» Article

───

Test an observed network statistic against a NULL distribution

simulates n_sim networks from a NULL model (default erdos-renyi at the observed density), applies the user-supplied statistic to each, and reports how the observed statistic compares – point estimate, percentile of the NULL distribution, and two-sided monte carlo p-value against the selected NULL model.

Usage

compare_to_null(
  netlet,
  fn,
  n_sim = 200L,
  model = c("erdos_renyi", "configuration", "dyad_permutation"),
  alpha = 0.05,
  seed = NULL,
  verbose = TRUE
)

Arguments

netlet

the observed netify object.

fn

function. takes a netify object (not an igraph or matrix) and returns a single numeric value or a named numeric vector. called once on the observed netlet and n_sim times on the simulated draws. wrap igraph helpers with to_igraph() inside fn, e.g. fn = function(net) igraph::transitivity(to_igraph(net)).

n_sim

integer. number of NULL-model draws (default 200).

model

character. NULL-model family; passed to simulate.netify(). one of "erdos_renyi" (default), "configuration", "dyad_permutation".

picking a NULL model. for ergm-trained users:

erdos_renyi: random graph at observed density. use when the NULL hypothesis is "no structure beyond density."
configuration: random graph preserving the observed degree sequence. use when you want to ask "is my observed structure surprising given the degree distribution?" – already conditions on degree.
dyad_permutation: vertex-label permutation. preserves the full degree distribution and weight values; use when comparing attribute-aware structure (homophily, mixing) against actor relabelings.

for weighted netlets, the simulator draws weights from the empirical non-zero weight distribution so observed-vs-NULL stats are computed on comparable scales (dyad_permutation is exact – it preserves weights via relabel).

alpha

numeric in (0, 1). two-sided alpha for the percentile ci of the NULL distribution (default 0.05 -> 95%).

seed

optional integer. if supplied, sets a local rng seed and restores the user's global stream afterward. if NULL, NULL draws use and advance the current rng stream normally.

verbose

logical. progress ticker every 50 draws.

Value

a data.frame (also class "netify_null_test") with one row per stat and columns:

metric: name of the statistic.
observed: observed value on netlet.
n_valid: number of non-na simulated draws used for that metric.
null_mean, null_sd: moments of the NULL distribution.
null_lower, null_upper: percentile ci bounds.
p_value: two-sided monte carlo p-value using the simulated NULL draws.
extreme: logical: is observed outside [null_lower, null_upper]?

Details

combines simulate.netify() + a vectorized fn loop into the single-call entry users actually want: "is my observed transitivity surprising vs. a random graph?"

parallel execution

compare_to_null runs serially. at n_sim > 50 with large n, the per-draw fn() cost (igraph community detection, full summary_actor) dominates wall-clock. there is no built-in parallel = argument; drive the loop manually with future.apply::future_lapply():


library(future); library(future.apply)
plan(multisession)

───

» Data section
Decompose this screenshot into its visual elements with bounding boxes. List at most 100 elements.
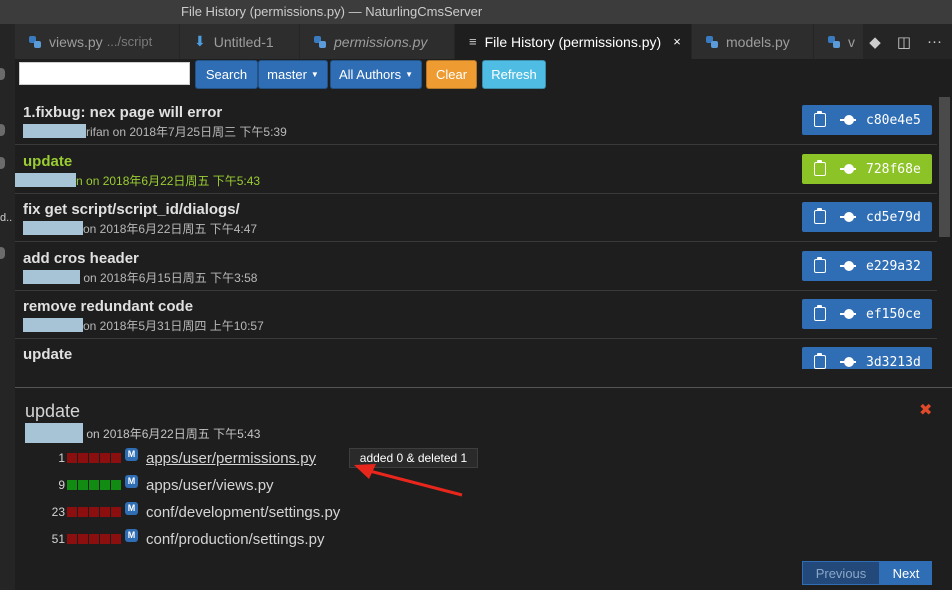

───

» Your goal
According to the compare_to_null reference page, how often does the progress ticker report when verbose is on? This data comes from a separate source.

» Correct answer
Every 50 draws.